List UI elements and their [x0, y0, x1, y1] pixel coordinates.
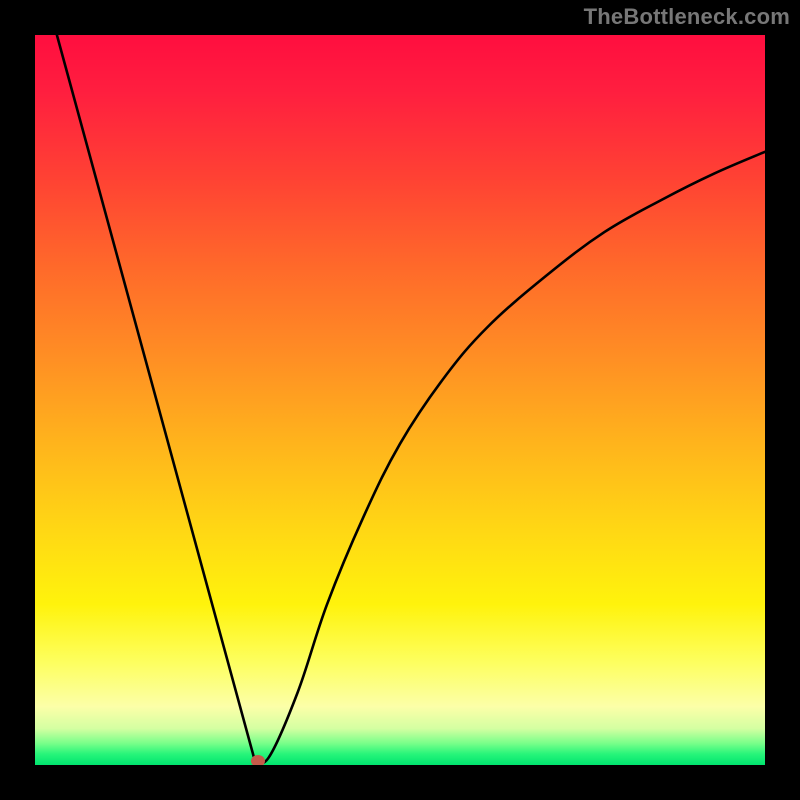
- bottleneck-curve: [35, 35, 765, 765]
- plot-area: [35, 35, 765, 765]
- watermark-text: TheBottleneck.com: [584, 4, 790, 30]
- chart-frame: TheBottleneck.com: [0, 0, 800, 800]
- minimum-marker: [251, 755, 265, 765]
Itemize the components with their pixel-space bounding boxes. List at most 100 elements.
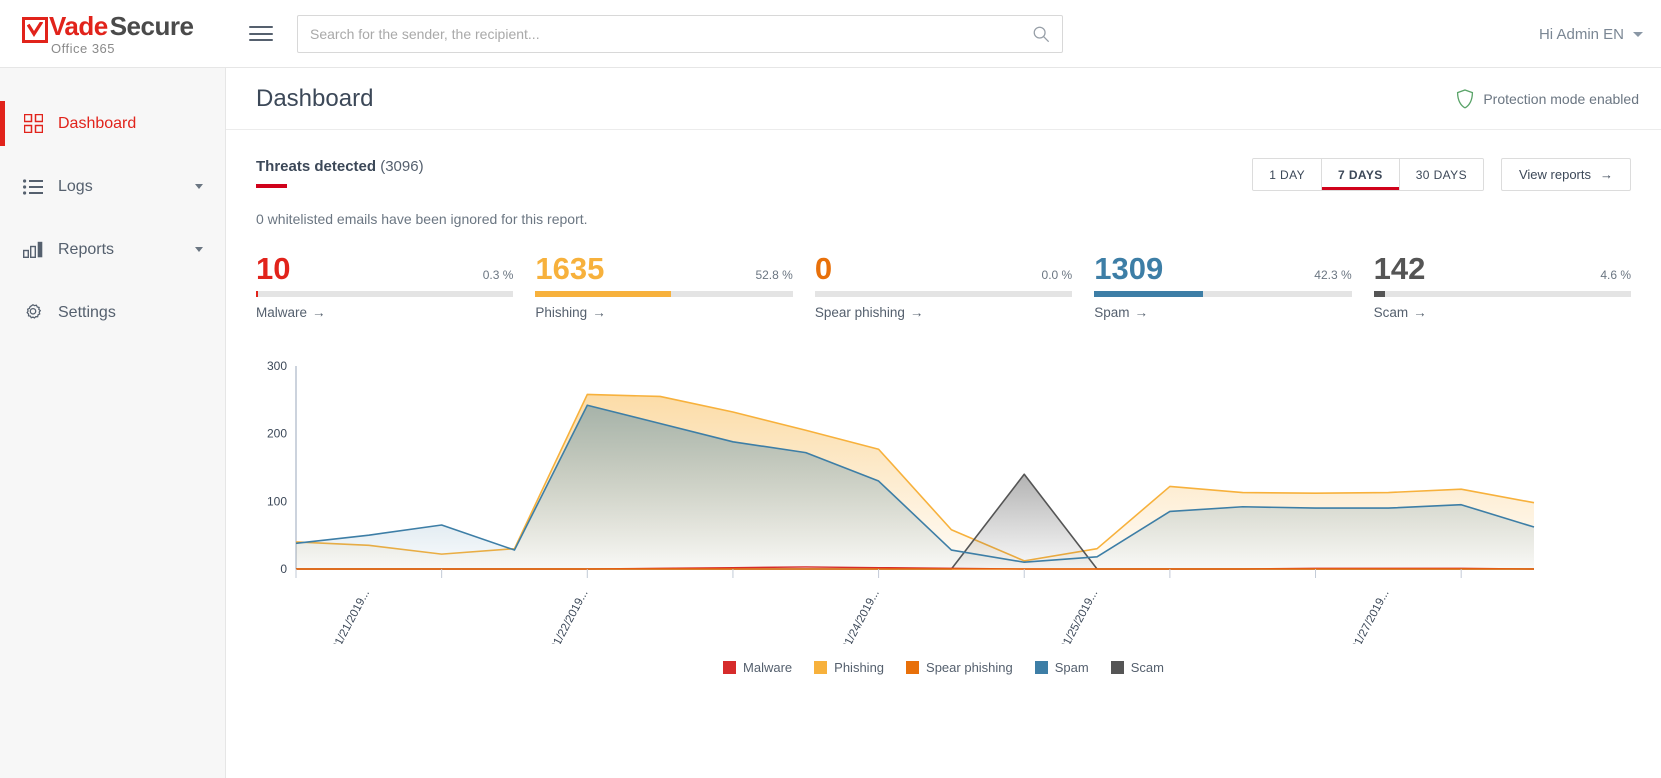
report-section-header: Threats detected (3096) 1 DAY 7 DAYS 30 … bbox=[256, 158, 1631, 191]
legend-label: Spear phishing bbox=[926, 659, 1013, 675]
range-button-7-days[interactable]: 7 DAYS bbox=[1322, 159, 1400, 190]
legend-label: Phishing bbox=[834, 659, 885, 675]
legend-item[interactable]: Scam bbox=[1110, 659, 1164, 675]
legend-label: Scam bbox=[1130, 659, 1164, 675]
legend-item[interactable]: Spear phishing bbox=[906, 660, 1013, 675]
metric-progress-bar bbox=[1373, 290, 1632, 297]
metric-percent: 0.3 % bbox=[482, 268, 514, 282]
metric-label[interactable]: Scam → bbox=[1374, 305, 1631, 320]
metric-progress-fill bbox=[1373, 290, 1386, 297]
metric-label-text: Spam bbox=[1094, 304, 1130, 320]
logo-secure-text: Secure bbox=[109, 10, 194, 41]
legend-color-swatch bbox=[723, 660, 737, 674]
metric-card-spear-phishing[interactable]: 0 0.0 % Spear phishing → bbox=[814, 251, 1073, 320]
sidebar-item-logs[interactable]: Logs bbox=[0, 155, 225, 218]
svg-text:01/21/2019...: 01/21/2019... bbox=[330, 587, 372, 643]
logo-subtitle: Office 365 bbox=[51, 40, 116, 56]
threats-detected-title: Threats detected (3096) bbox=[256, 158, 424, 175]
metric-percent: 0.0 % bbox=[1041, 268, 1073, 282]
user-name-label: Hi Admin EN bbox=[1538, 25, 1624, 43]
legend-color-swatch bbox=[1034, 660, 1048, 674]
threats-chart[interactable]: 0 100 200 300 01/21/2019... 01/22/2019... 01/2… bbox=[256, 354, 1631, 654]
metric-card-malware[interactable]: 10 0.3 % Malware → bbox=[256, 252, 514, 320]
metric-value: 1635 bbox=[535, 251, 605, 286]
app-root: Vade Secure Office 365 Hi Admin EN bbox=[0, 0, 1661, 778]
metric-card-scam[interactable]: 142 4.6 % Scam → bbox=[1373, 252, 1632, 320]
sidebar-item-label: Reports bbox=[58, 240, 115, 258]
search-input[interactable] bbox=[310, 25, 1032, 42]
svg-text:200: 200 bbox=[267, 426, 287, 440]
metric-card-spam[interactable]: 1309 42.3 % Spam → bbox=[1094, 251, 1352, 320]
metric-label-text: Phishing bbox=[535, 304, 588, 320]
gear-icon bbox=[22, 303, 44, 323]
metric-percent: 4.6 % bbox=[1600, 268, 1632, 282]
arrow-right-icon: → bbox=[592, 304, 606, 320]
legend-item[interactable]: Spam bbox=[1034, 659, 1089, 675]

* * *

_OBJECTIVE_
Rewrite all the records above, changing every "bbox" to "bounds" and keeping everything else the same. Leave the pictures out.

_WRITTEN RESPONSE_
List UI elements and their [x0, y0, x1, y1] pixel coordinates.
- bottleneck-curve: [35, 35, 765, 765]
- plot-area: [35, 35, 765, 765]
- watermark-text: TheBottleneck.com: [584, 4, 790, 30]
- chart-frame: TheBottleneck.com: [0, 0, 800, 800]
- minimum-marker: [251, 755, 265, 765]
Itemize the components with their pixel-space bounding boxes. List at most 100 elements.
report-section-header: Threats detected (3096) 1 DAY 7 DAYS 30 … bounds=[256, 158, 1631, 191]
legend-label: Spear phishing bounds=[926, 659, 1013, 675]
range-button-7-days[interactable]: 7 DAYS bounds=[1322, 159, 1400, 190]
legend-label: Phishing bounds=[834, 659, 885, 675]
legend-item[interactable]: Scam bounds=[1110, 659, 1164, 675]
legend-label: Scam bounds=[1130, 659, 1164, 675]
legend-item[interactable]: Spear phishing bounds=[906, 660, 1013, 675]
metric-progress-bar bounds=[1373, 290, 1632, 297]
metric-percent: 0.3 % bounds=[482, 268, 514, 282]
metric-label[interactable]: Scam → bounds=[1374, 305, 1631, 320]
metric-progress-fill bounds=[1373, 290, 1386, 297]
metric-label-text: Spam bounds=[1094, 304, 1130, 320]
logo-secure-text: Secure bounds=[109, 10, 194, 41]
legend-color-swatch bounds=[723, 660, 737, 674]
metric-card-spear-phishing[interactable]: 0 0.0 % Spear phishing → bounds=[814, 251, 1073, 320]
sidebar-item-logs[interactable]: Logs bounds=[0, 155, 225, 218]
svg-text:01/21/2019...: 01/21/2019... bounds=[330, 587, 372, 643]
logo-subtitle: Office 365 bounds=[51, 40, 116, 56]
threats-detected-title: Threats detected (3096) bounds=[256, 158, 424, 175]
metric-percent: 0.0 % bounds=[1041, 268, 1073, 282]
user-name-label: Hi Admin EN bounds=[1538, 25, 1624, 43]
legend-color-swatch bounds=[1034, 660, 1048, 674]
threats-chart[interactable]: 0 100 200 300 01/21/2019... 01/22/2019... 01/2… bounds=[256, 354, 1631, 654]
metric-card-malware[interactable]: 10 0.3 % Malware → bounds=[256, 252, 514, 320]
metric-value: 1635 bounds=[535, 251, 605, 286]
app-root: Vade Secure Office 365 Hi Admin EN bounds=[0, 0, 1661, 778]
metric-card-scam[interactable]: 142 4.6 % Scam → bounds=[1373, 252, 1632, 320]
sidebar-item-label: Reports bounds=[58, 240, 115, 258]
search-input[interactable] bounds=[310, 25, 1032, 42]
svg-text:200: 200 bounds=[267, 426, 287, 440]
metric-card-spam[interactable]: 1309 42.3 % Spam → bounds=[1094, 251, 1352, 320]
metric-label-text: Phishing bounds=[535, 304, 588, 320]
gear-icon bounds=[22, 303, 44, 323]
metric-percent: 4.6 % bounds=[1600, 268, 1632, 282]
arrow-right-icon: → bounds=[592, 304, 606, 320]
legend-item[interactable]: Spam bounds=[1034, 659, 1089, 675]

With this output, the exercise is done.